-------- RECORD SET

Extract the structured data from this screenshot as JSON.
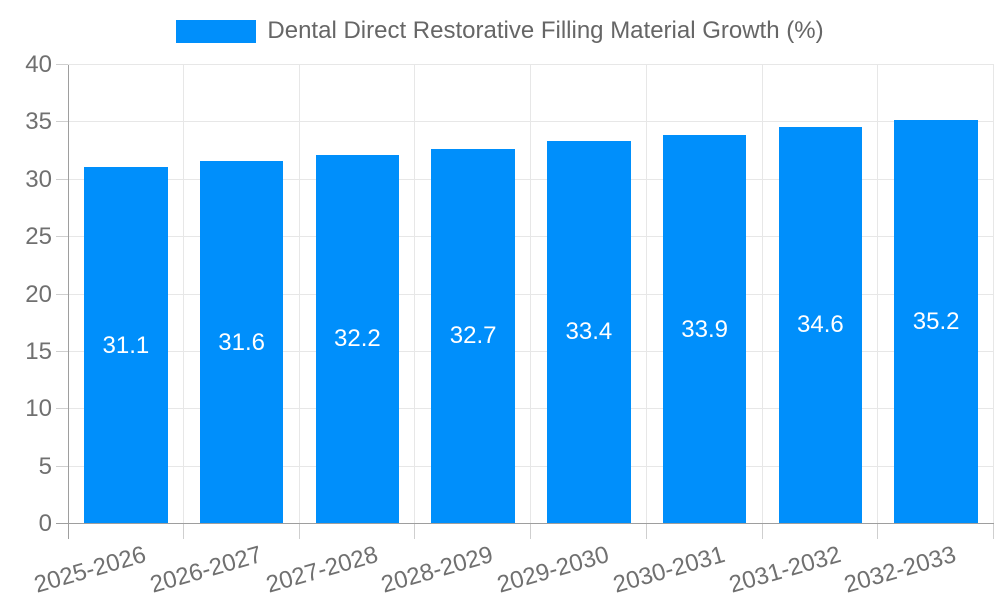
{
  "legend": {
    "label": "Dental Direct Restorative Filling Material Growth (%)",
    "swatch_color": "#008FFB"
  },
  "chart_data": {
    "type": "bar",
    "title": "Dental Direct Restorative Filling Material Growth (%)",
    "categories": [
      "2025-2026",
      "2026-2027",
      "2027-2028",
      "2028-2029",
      "2029-2030",
      "2030-2031",
      "2031-2032",
      "2032-2033"
    ],
    "values": [
      31.1,
      31.6,
      32.2,
      32.7,
      33.4,
      33.9,
      34.6,
      35.2
    ],
    "value_labels": [
      "31.1",
      "31.6",
      "32.2",
      "32.7",
      "33.4",
      "33.9",
      "34.6",
      "35.2"
    ],
    "xlabel": "",
    "ylabel": "",
    "ylim": [
      0,
      40
    ],
    "ytick_step": 5,
    "ytick_labels": [
      "0",
      "5",
      "10",
      "15",
      "20",
      "25",
      "30",
      "35",
      "40"
    ],
    "grid": true,
    "legend_position": "top",
    "value_label_position": "inside-center"
  },
  "colors": {
    "bar": "#008FFB",
    "grid": "#e7e7e7",
    "axis": "#9e9e9e",
    "tick": "#cfcfcf",
    "tick_text": "#707070",
    "legend_text": "#666666",
    "value_text": "#ffffff",
    "background": "#ffffff"
  }
}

----------------

### WORK TO COMPLETE
From the listing, extract all text exactly as given and drop any picture.

### TASK RESULT
Extract the structured data from this screenshot as JSON.
{
  "legend": {
    "label": "Dental Direct Restorative Filling Material Growth (%)",
    "swatch_color": "#008FFB"
  },
  "chart_data": {
    "type": "bar",
    "title": "Dental Direct Restorative Filling Material Growth (%)",
    "categories": [
      "2025-2026",
      "2026-2027",
      "2027-2028",
      "2028-2029",
      "2029-2030",
      "2030-2031",
      "2031-2032",
      "2032-2033"
    ],
    "values": [
      31.1,
      31.6,
      32.2,
      32.7,
      33.4,
      33.9,
      34.6,
      35.2
    ],
    "value_labels": [
      "31.1",
      "31.6",
      "32.2",
      "32.7",
      "33.4",
      "33.9",
      "34.6",
      "35.2"
    ],
    "xlabel": "",
    "ylabel": "",
    "ylim": [
      0,
      40
    ],
    "ytick_step": 5,
    "ytick_labels": [
      "0",
      "5",
      "10",
      "15",
      "20",
      "25",
      "30",
      "35",
      "40"
    ],
    "grid": true,
    "legend_position": "top",
    "value_label_position": "inside-center"
  },
  "colors": {
    "bar": "#008FFB",
    "grid": "#e7e7e7",
    "axis": "#9e9e9e",
    "tick": "#cfcfcf",
    "tick_text": "#707070",
    "legend_text": "#666666",
    "value_text": "#ffffff",
    "background": "#ffffff"
  }
}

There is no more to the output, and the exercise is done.